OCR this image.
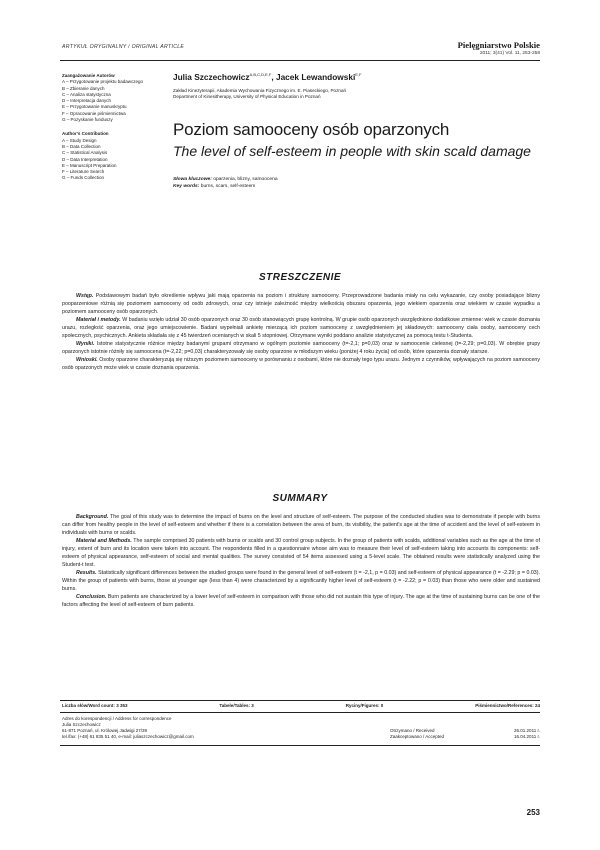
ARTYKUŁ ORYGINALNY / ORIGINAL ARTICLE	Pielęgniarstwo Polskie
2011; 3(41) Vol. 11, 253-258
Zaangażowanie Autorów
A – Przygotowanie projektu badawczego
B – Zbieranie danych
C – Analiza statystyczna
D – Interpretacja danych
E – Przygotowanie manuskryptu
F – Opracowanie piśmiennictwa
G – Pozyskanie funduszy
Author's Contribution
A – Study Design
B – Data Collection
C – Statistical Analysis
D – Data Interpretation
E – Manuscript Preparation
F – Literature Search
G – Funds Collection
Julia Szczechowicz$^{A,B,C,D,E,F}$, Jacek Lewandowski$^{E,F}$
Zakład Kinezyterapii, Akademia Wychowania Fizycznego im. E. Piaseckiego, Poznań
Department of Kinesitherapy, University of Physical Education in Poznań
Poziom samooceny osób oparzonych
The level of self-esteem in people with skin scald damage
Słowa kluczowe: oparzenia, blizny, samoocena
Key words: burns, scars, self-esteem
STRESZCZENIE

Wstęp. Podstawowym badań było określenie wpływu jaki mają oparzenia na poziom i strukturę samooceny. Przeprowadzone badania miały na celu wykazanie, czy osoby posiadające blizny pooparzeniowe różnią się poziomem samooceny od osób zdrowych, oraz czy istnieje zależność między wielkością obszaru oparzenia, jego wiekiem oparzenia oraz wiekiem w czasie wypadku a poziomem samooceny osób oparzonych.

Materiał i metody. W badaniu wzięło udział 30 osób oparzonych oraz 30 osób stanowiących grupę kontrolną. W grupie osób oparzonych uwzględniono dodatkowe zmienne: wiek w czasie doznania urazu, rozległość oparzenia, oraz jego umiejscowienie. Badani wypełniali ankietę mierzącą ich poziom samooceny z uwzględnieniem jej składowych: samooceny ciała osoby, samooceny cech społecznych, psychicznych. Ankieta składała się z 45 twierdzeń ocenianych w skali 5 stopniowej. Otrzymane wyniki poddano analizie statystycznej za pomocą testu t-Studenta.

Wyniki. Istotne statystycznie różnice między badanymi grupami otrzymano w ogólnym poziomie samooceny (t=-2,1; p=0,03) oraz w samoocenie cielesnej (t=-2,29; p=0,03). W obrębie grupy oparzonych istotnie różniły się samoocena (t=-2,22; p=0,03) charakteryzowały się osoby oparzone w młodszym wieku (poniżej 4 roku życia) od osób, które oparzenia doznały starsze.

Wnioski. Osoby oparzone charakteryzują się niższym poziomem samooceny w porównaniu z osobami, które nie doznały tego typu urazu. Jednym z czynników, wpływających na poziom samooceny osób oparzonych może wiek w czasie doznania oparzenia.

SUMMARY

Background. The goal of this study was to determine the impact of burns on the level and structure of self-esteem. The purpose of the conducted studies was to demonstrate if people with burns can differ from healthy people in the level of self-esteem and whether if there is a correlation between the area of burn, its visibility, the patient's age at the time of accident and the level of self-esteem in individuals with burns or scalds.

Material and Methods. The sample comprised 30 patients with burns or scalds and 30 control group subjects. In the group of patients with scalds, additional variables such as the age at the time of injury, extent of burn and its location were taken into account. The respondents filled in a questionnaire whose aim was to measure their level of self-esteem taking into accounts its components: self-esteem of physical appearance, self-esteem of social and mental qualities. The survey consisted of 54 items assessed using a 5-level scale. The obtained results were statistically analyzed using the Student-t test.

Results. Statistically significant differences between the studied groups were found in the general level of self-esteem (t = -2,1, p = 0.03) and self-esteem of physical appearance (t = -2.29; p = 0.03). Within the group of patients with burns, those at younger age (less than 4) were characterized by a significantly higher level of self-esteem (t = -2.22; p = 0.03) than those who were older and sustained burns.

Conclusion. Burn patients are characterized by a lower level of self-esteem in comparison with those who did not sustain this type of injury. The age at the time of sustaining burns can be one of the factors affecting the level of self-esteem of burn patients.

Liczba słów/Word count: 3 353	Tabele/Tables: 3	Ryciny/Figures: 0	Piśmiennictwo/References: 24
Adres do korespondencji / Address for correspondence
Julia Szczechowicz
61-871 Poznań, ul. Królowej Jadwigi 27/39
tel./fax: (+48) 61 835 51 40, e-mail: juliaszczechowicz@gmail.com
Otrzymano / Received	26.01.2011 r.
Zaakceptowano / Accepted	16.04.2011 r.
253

++++

** Action item **
Each line of the listing above that includes the word "Collection" should be copied.

** Task response **
B – Data Collection
G – Funds Collection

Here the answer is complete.